TASK DESCRIPTION >>
Exactly reproduce the lines from the line containing "Extract all readable text from this page." to the end of the data below, inclusive, and nothing else.

DATA SUPPLIED >>
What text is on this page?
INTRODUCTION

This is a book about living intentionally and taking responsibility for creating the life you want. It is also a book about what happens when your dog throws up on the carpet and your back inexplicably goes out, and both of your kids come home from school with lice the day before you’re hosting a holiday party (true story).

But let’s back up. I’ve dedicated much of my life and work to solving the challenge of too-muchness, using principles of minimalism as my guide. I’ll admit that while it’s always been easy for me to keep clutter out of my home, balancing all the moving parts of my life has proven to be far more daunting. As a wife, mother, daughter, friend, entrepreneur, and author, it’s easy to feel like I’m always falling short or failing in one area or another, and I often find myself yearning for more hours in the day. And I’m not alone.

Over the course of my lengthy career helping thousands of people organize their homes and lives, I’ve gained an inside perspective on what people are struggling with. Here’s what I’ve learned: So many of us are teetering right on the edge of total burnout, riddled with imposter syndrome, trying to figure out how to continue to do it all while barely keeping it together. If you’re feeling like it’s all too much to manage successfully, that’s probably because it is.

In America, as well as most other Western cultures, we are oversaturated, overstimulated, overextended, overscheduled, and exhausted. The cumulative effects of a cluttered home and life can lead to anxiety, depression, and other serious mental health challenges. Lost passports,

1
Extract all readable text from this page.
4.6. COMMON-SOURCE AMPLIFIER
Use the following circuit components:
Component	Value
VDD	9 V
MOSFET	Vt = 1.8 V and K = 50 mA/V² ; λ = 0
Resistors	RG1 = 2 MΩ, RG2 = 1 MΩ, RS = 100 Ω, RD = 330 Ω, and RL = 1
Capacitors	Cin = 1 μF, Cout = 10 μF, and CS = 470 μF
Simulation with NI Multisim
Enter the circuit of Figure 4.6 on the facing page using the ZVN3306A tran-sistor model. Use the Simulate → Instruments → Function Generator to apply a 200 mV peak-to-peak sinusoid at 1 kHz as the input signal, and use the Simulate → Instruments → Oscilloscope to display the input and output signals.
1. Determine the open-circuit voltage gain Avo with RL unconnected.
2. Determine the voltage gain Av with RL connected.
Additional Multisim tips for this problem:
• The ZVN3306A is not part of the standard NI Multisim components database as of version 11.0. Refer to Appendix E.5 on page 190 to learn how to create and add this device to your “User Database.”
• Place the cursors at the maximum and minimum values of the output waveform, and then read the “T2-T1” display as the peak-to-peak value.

TASK SOLUTION >>
Extract all readable text from this page.
4.6. COMMON-SOURCE AMPLIFIER
Use the following circuit components:
Component	Value
VDD	9 V
MOSFET	Vt = 1.8 V and K = 50 mA/V² ; λ = 0
Resistors	RG1 = 2 MΩ, RG2 = 1 MΩ, RS = 100 Ω, RD = 330 Ω, and RL = 1
Capacitors	Cin = 1 μF, Cout = 10 μF, and CS = 470 μF
Simulation with NI Multisim
Enter the circuit of Figure 4.6 on the facing page using the ZVN3306A tran-sistor model. Use the Simulate → Instruments → Function Generator to apply a 200 mV peak-to-peak sinusoid at 1 kHz as the input signal, and use the Simulate → Instruments → Oscilloscope to display the input and output signals.
1. Determine the open-circuit voltage gain Avo with RL unconnected.
2. Determine the voltage gain Av with RL connected.
Additional Multisim tips for this problem:
• The ZVN3306A is not part of the standard NI Multisim components database as of version 11.0. Refer to Appendix E.5 on page 190 to learn how to create and add this device to your “User Database.”
• Place the cursors at the maximum and minimum values of the output waveform, and then read the “T2-T1” display as the peak-to-peak value.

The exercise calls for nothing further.